(Extracted data entries)
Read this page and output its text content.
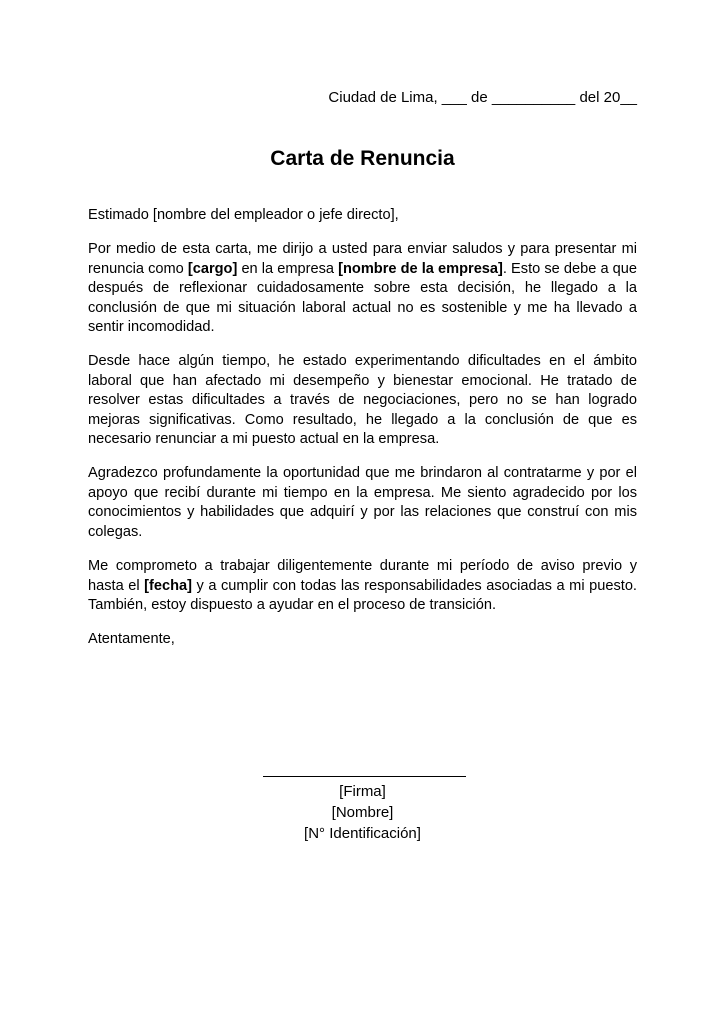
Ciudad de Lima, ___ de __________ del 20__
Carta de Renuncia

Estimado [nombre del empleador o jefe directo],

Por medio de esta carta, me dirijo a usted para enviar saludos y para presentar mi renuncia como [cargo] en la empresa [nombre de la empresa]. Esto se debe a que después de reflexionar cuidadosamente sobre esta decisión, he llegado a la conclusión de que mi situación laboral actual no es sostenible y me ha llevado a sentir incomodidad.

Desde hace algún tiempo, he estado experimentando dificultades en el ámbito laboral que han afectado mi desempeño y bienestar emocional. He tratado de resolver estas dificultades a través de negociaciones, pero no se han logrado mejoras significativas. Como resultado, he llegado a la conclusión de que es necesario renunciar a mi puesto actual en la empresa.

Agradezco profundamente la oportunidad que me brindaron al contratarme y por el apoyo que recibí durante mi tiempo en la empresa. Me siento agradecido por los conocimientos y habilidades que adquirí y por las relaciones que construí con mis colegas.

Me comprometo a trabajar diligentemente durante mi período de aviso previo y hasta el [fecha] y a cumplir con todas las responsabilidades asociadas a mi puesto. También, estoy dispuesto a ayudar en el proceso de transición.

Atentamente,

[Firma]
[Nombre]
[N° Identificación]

**PROBLEM TO SOLVE**
Every record above should be transcribed exactly; the pictures stay out of the copy.

**ANSWER BELOW**
Read this page and output its text content.
Ciudad de Lima, ___ de __________ del 20__
Carta de Renuncia

Estimado [nombre del empleador o jefe directo],

Por medio de esta carta, me dirijo a usted para enviar saludos y para presentar mi renuncia como [cargo] en la empresa [nombre de la empresa]. Esto se debe a que después de reflexionar cuidadosamente sobre esta decisión, he llegado a la conclusión de que mi situación laboral actual no es sostenible y me ha llevado a sentir incomodidad.

Desde hace algún tiempo, he estado experimentando dificultades en el ámbito laboral que han afectado mi desempeño y bienestar emocional. He tratado de resolver estas dificultades a través de negociaciones, pero no se han logrado mejoras significativas. Como resultado, he llegado a la conclusión de que es necesario renunciar a mi puesto actual en la empresa.

Agradezco profundamente la oportunidad que me brindaron al contratarme y por el apoyo que recibí durante mi tiempo en la empresa. Me siento agradecido por los conocimientos y habilidades que adquirí y por las relaciones que construí con mis colegas.

Me comprometo a trabajar diligentemente durante mi período de aviso previo y hasta el [fecha] y a cumplir con todas las responsabilidades asociadas a mi puesto. También, estoy dispuesto a ayudar en el proceso de transición.

Atentamente,

[Firma]
[Nombre]
[N° Identificación]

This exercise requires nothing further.